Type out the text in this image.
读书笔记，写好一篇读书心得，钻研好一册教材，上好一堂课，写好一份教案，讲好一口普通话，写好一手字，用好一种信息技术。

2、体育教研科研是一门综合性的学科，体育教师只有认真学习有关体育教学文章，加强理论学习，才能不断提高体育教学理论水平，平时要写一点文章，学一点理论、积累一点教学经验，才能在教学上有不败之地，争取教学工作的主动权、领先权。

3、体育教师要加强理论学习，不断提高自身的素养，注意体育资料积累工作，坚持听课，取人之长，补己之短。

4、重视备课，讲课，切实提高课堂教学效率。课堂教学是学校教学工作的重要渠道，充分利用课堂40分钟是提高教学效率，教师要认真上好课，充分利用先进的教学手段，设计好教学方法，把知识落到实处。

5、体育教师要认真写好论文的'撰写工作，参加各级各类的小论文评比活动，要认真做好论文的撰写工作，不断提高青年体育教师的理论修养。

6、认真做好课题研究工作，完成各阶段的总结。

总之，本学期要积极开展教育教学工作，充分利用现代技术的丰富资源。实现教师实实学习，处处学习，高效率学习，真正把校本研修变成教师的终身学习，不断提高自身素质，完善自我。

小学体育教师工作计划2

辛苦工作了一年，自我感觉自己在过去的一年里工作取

==

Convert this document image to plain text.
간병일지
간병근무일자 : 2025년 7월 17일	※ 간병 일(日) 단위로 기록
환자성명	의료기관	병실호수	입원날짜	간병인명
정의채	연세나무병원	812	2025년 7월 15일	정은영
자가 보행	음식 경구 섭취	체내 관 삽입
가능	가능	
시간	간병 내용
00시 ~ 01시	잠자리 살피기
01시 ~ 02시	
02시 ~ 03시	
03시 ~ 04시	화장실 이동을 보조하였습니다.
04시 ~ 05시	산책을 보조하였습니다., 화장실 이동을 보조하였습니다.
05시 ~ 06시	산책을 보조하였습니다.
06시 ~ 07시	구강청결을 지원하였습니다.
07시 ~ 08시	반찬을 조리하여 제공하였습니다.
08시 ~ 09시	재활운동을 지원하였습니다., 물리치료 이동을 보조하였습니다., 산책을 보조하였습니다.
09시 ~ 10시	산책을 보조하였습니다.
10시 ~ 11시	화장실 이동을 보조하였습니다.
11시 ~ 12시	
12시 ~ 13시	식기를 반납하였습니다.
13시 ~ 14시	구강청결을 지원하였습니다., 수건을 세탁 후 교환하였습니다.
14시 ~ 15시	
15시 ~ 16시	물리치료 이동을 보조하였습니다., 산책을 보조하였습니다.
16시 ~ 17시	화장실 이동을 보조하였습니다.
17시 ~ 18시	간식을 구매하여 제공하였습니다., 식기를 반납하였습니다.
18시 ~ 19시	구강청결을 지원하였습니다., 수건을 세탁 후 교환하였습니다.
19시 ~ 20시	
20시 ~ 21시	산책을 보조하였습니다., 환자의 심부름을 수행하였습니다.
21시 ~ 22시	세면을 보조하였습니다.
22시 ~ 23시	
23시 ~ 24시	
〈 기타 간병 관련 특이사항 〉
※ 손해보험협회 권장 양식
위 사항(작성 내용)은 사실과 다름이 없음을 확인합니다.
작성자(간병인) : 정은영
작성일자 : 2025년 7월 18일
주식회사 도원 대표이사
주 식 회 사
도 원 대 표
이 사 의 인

* * *

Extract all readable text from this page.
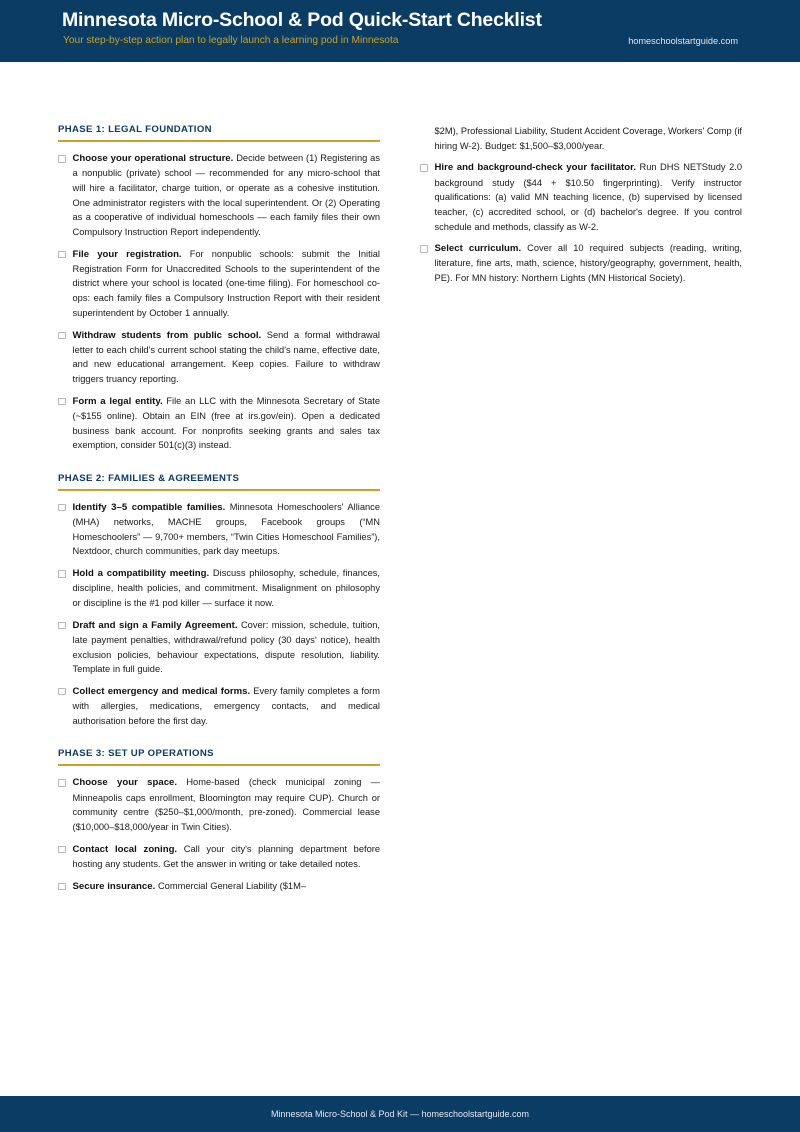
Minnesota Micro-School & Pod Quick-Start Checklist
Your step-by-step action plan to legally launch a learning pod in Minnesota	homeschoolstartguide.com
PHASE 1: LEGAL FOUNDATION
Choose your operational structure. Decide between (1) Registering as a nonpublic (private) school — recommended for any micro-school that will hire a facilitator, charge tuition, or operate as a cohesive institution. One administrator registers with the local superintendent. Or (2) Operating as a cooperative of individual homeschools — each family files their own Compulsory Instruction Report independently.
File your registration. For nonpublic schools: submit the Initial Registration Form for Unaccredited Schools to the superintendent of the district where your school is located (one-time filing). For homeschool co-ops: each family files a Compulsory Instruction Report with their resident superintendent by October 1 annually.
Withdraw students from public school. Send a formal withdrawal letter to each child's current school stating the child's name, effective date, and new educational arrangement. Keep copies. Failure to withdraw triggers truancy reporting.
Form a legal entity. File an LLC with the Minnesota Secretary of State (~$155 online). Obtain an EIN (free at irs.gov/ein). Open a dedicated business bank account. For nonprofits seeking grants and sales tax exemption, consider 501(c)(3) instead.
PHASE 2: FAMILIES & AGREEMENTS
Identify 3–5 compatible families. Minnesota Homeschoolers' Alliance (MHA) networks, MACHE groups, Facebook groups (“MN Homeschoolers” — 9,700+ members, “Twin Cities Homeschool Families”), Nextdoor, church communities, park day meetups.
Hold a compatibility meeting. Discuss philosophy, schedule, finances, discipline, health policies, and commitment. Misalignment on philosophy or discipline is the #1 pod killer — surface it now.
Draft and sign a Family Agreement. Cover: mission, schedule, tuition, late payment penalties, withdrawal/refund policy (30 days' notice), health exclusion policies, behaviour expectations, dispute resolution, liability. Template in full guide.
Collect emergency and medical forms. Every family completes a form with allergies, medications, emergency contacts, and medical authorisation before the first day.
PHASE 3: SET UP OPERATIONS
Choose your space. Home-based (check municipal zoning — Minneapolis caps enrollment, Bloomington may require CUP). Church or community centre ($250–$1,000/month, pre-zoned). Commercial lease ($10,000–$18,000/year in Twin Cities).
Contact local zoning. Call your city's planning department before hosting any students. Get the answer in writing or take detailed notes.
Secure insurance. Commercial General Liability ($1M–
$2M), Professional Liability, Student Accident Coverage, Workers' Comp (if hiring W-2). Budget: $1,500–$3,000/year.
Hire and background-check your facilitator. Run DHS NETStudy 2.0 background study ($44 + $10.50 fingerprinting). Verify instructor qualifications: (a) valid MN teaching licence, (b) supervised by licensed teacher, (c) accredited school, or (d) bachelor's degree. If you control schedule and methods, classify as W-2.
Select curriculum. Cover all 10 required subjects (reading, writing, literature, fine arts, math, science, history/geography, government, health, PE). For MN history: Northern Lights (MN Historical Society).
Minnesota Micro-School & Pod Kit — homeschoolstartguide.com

§ PROBLEM DETAILS
Return only the number of lines in the data above that include the word "students".

§ COMPLETE RESPONSE
2